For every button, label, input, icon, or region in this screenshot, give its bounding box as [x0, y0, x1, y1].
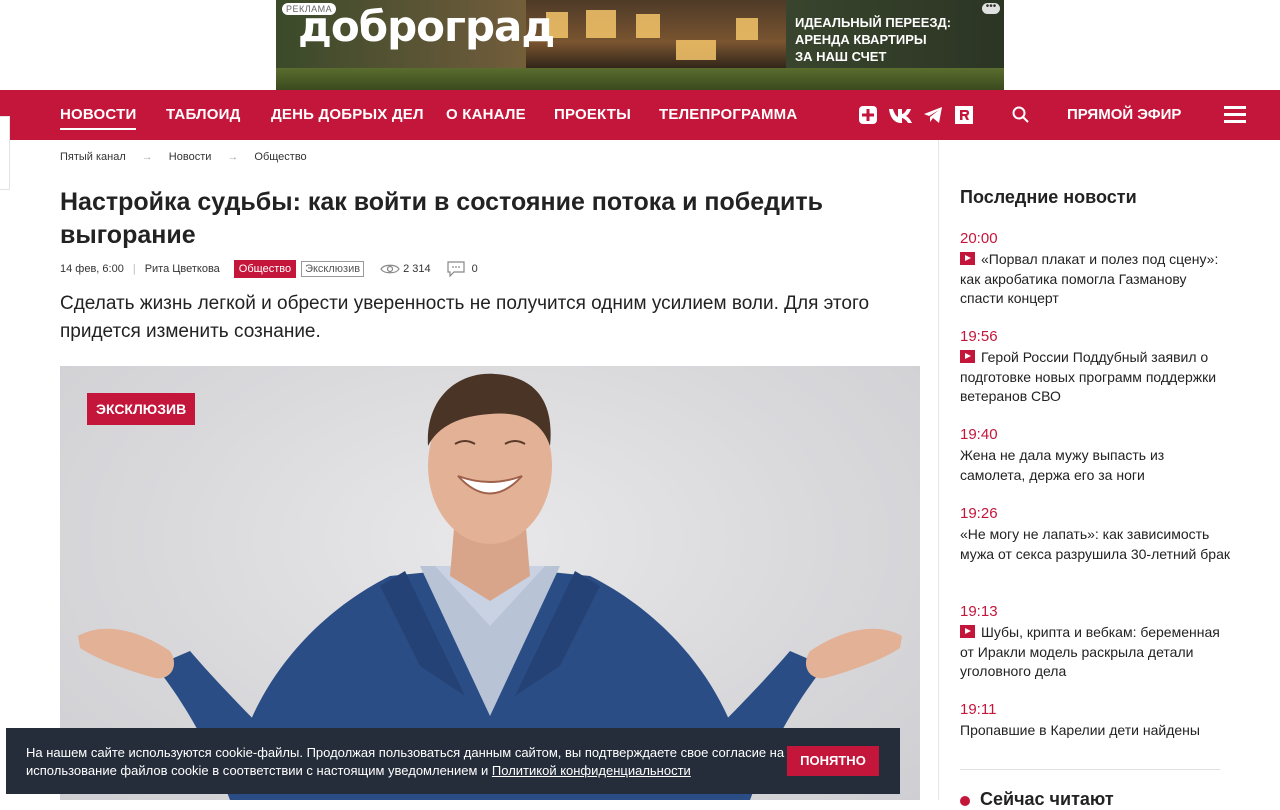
cookie-accept-button[interactable]: ПОНЯТНО [787, 746, 879, 776]
vk-icon[interactable] [888, 105, 914, 125]
news-headline[interactable]: «Не могу не лапать»: как зависимость муж… [960, 526, 1230, 562]
tag-exclusive[interactable]: Эксклюзив [301, 261, 365, 277]
arrow-right-icon: → [141, 151, 153, 163]
nav-item-tv-program[interactable]: ТЕЛЕПРОГРАММА [659, 90, 797, 140]
arrow-right-icon: → [227, 151, 239, 163]
news-time: 19:56 [960, 328, 998, 345]
news-headline[interactable]: Шубы, крипта и вебкам: беременная от Ира… [960, 624, 1220, 679]
ad-house-image [526, 0, 786, 70]
nav-item-about[interactable]: О КАНАЛЕ [446, 90, 526, 140]
news-headline[interactable]: Герой России Поддубный заявил о подготов… [960, 349, 1216, 404]
live-stream-link[interactable]: ПРЯМОЙ ЭФИР [1067, 90, 1181, 140]
sidebar-title: Последние новости [960, 187, 1137, 207]
live-dot-icon [960, 796, 970, 806]
exclusive-badge: ЭКСКЛЮЗИВ [87, 393, 196, 425]
ad-banner-area: доброград РЕКЛАМА ИДЕАЛЬНЫЙ ПЕРЕЕЗД: АРЕ… [0, 0, 1280, 90]
news-headline[interactable]: «Порвал плакат и полез под сцену»: как а… [960, 251, 1218, 306]
search-icon[interactable] [1011, 105, 1031, 125]
breadcrumb-home[interactable]: Пятый канал [60, 151, 126, 163]
ad-banner[interactable]: доброград РЕКЛАМА ИДЕАЛЬНЫЙ ПЕРЕЕЗД: АРЕ… [276, 0, 1004, 90]
comments-counter[interactable]: 0 [446, 261, 478, 277]
sidebar-separator [960, 769, 1220, 770]
news-time: 19:13 [960, 603, 998, 620]
news-time: 20:00 [960, 230, 998, 247]
ad-promo-text: ИДЕАЛЬНЫЙ ПЕРЕЕЗД: АРЕНДА КВАРТИРЫ ЗА НА… [795, 15, 952, 64]
video-play-icon [960, 350, 975, 363]
news-headline[interactable]: Пропавшие в Карелии дети найдены [960, 722, 1200, 738]
views-count: 2 314 [403, 263, 431, 275]
cookie-text: На нашем сайте используются cookie-файлы… [26, 745, 785, 778]
side-tab[interactable] [0, 116, 10, 190]
tag-society[interactable]: Общество [233, 260, 297, 278]
ad-label: РЕКЛАМА [282, 3, 337, 15]
nav-item-news[interactable]: НОВОСТИ [60, 90, 137, 140]
comment-icon [446, 261, 465, 277]
news-item[interactable]: 19:26 «Не могу не лапать»: как зависимос… [960, 505, 1230, 564]
ad-lawn [276, 68, 1004, 90]
main-nav: НОВОСТИ ТАБЛОИД ДЕНЬ ДОБРЫХ ДЕЛ О КАНАЛЕ… [0, 90, 1280, 140]
ad-more-button[interactable]: ••• [982, 2, 1000, 14]
ad-brand-logo: доброград [298, 2, 555, 51]
video-play-icon [960, 625, 975, 638]
nav-item-projects[interactable]: ПРОЕКТЫ [554, 90, 631, 140]
nav-item-good-deeds[interactable]: ДЕНЬ ДОБРЫХ ДЕЛ [271, 90, 424, 140]
article-lead: Сделать жизнь легкой и обрести увереннос… [60, 293, 870, 342]
news-time: 19:26 [960, 505, 998, 522]
news-time: 19:11 [960, 701, 997, 718]
article-date: 14 фев, 6:00 [60, 263, 124, 275]
meta-divider: | [132, 263, 136, 275]
comments-count: 0 [471, 263, 478, 275]
rutube-icon[interactable] [954, 105, 974, 125]
telegram-icon[interactable] [923, 105, 943, 125]
news-item[interactable]: 20:00 «Порвал плакат и полез под сцену»:… [960, 230, 1230, 309]
plus-icon[interactable] [858, 105, 878, 125]
breadcrumb: Пятый канал → Новости → Общество [60, 151, 307, 163]
eye-icon [380, 264, 400, 274]
article-title: Настройка судьбы: как войти в состояние … [60, 188, 823, 249]
privacy-policy-link[interactable]: Политикой конфиденциальности [492, 763, 691, 778]
news-headline[interactable]: Жена не дала мужу выпасть из самолета, д… [960, 447, 1164, 483]
article-author[interactable]: Рита Цветкова [145, 263, 220, 275]
news-time: 19:40 [960, 426, 998, 443]
news-item[interactable]: 19:11 Пропавшие в Карелии дети найдены [960, 701, 1230, 741]
views-counter: 2 314 [380, 263, 431, 275]
article-meta: 14 фев, 6:00 | Рита Цветкова Общество Эк… [60, 260, 478, 278]
breadcrumb-news[interactable]: Новости [169, 151, 212, 163]
breadcrumb-society[interactable]: Общество [254, 151, 306, 163]
nav-item-tabloid[interactable]: ТАБЛОИД [166, 90, 241, 140]
video-play-icon [960, 252, 975, 265]
menu-icon[interactable] [1224, 106, 1246, 124]
sidebar-divider [938, 140, 939, 800]
news-item[interactable]: 19:13 Шубы, крипта и вебкам: беременная … [960, 603, 1230, 682]
news-item[interactable]: 19:56 Герой России Поддубный заявил о по… [960, 328, 1230, 407]
news-item[interactable]: 19:40 Жена не дала мужу выпасть из самол… [960, 426, 1230, 485]
cookie-banner: На нашем сайте используются cookie-файлы… [6, 728, 900, 794]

◆ Stated goal:
Copy every row above word for word, leaving out the pictures.

◆ Output for this exercise:
For every button, label, input, icon, or region in this screenshot, give its bounding box as [x0, y0, x1, y1].
cookie-accept-button[interactable]: ПОНЯТНО [787, 746, 879, 776]
vk-icon[interactable] [888, 105, 914, 125]
news-headline[interactable]: «Не могу не лапать»: как зависимость муж… [960, 526, 1230, 562]
tag-exclusive[interactable]: Эксклюзив [301, 261, 365, 277]
arrow-right-icon: → [141, 151, 153, 163]
nav-item-tv-program[interactable]: ТЕЛЕПРОГРАММА [659, 90, 797, 140]
arrow-right-icon: → [227, 151, 239, 163]
news-time: 19:56 [960, 328, 998, 345]
news-headline[interactable]: Шубы, крипта и вебкам: беременная от Ира… [960, 624, 1220, 679]
ad-house-image [526, 0, 786, 70]
nav-item-about[interactable]: О КАНАЛЕ [446, 90, 526, 140]
news-headline[interactable]: Герой России Поддубный заявил о подготов… [960, 349, 1216, 404]
live-stream-link[interactable]: ПРЯМОЙ ЭФИР [1067, 90, 1181, 140]
sidebar-title: Последние новости [960, 187, 1137, 207]
live-dot-icon [960, 796, 970, 806]
exclusive-badge: ЭКСКЛЮЗИВ [87, 393, 196, 425]
ad-banner-area: доброград РЕКЛАМА ИДЕАЛЬНЫЙ ПЕРЕЕЗД: АРЕ… [0, 0, 1280, 90]
news-headline[interactable]: «Порвал плакат и полез под сцену»: как а… [960, 251, 1218, 306]
search-icon[interactable] [1011, 105, 1031, 125]
breadcrumb-home[interactable]: Пятый канал [60, 151, 126, 163]
ad-banner[interactable]: доброград РЕКЛАМА ИДЕАЛЬНЫЙ ПЕРЕЕЗД: АРЕ… [276, 0, 1004, 90]
comments-counter[interactable]: 0 [446, 261, 478, 277]
sidebar-separator [960, 769, 1220, 770]
news-time: 19:13 [960, 603, 998, 620]
news-time: 20:00 [960, 230, 998, 247]
ad-promo-text: ИДЕАЛЬНЫЙ ПЕРЕЕЗД: АРЕНДА КВАРТИРЫ ЗА НА… [795, 15, 952, 64]
video-play-icon [960, 350, 975, 363]
news-headline[interactable]: Пропавшие в Карелии дети найдены [960, 722, 1200, 738]
views-count: 2 314 [403, 263, 431, 275]
cookie-text: На нашем сайте используются cookie-файлы… [26, 745, 785, 778]
side-tab[interactable] [0, 116, 10, 190]
tag-society[interactable]: Общество [233, 260, 297, 278]
ad-label: РЕКЛАМА [282, 3, 337, 15]
nav-item-news[interactable]: НОВОСТИ [60, 90, 137, 140]
comment-icon [446, 261, 465, 277]
news-item[interactable]: 19:26 «Не могу не лапать»: как зависимос… [960, 505, 1230, 564]
ad-lawn [276, 68, 1004, 90]
main-nav: НОВОСТИ ТАБЛОИД ДЕНЬ ДОБРЫХ ДЕЛ О КАНАЛЕ… [0, 90, 1280, 140]
ad-more-button[interactable]: ••• [982, 2, 1000, 14]
ad-brand-logo: доброград [298, 2, 555, 51]
video-play-icon [960, 625, 975, 638]
nav-item-projects[interactable]: ПРОЕКТЫ [554, 90, 631, 140]
nav-item-good-deeds[interactable]: ДЕНЬ ДОБРЫХ ДЕЛ [271, 90, 424, 140]
article-lead: Сделать жизнь легкой и обрести увереннос… [60, 293, 870, 342]
news-time: 19:26 [960, 505, 998, 522]
news-time: 19:11 [960, 701, 997, 718]
article-date: 14 фев, 6:00 [60, 263, 124, 275]
meta-divider: | [132, 263, 136, 275]
comments-count: 0 [471, 263, 478, 275]
rutube-icon[interactable] [954, 105, 974, 125]
telegram-icon[interactable] [923, 105, 943, 125]
news-item[interactable]: 20:00 «Порвал плакат и полез под сцену»:… [960, 230, 1230, 309]
plus-icon[interactable] [858, 105, 878, 125]
breadcrumb: Пятый канал → Новости → Общество [60, 151, 307, 163]
eye-icon [380, 264, 400, 274]
article-title: Настройка судьбы: как войти в состояние … [60, 188, 823, 249]
privacy-policy-link[interactable]: Политикой конфиденциальности [492, 763, 691, 778]
news-headline[interactable]: Жена не дала мужу выпасть из самолета, д… [960, 447, 1164, 483]
article-author[interactable]: Рита Цветкова [145, 263, 220, 275]
news-time: 19:40 [960, 426, 998, 443]
news-item[interactable]: 19:11 Пропавшие в Карелии дети найдены [960, 701, 1230, 741]
views-counter: 2 314 [380, 263, 431, 275]
article-meta: 14 фев, 6:00 | Рита Цветкова Общество Эк… [60, 260, 478, 278]
breadcrumb-news[interactable]: Новости [169, 151, 212, 163]
breadcrumb-society[interactable]: Общество [254, 151, 306, 163]
nav-item-tabloid[interactable]: ТАБЛОИД [166, 90, 241, 140]
video-play-icon [960, 252, 975, 265]
menu-icon[interactable] [1224, 106, 1246, 124]
sidebar-divider [938, 140, 939, 800]
news-item[interactable]: 19:13 Шубы, крипта и вебкам: беременная … [960, 603, 1230, 682]
news-item[interactable]: 19:56 Герой России Поддубный заявил о по… [960, 328, 1230, 407]
news-item[interactable]: 19:40 Жена не дала мужу выпасть из самол… [960, 426, 1230, 485]
cookie-banner: На нашем сайте используются cookie-файлы… [6, 728, 900, 794]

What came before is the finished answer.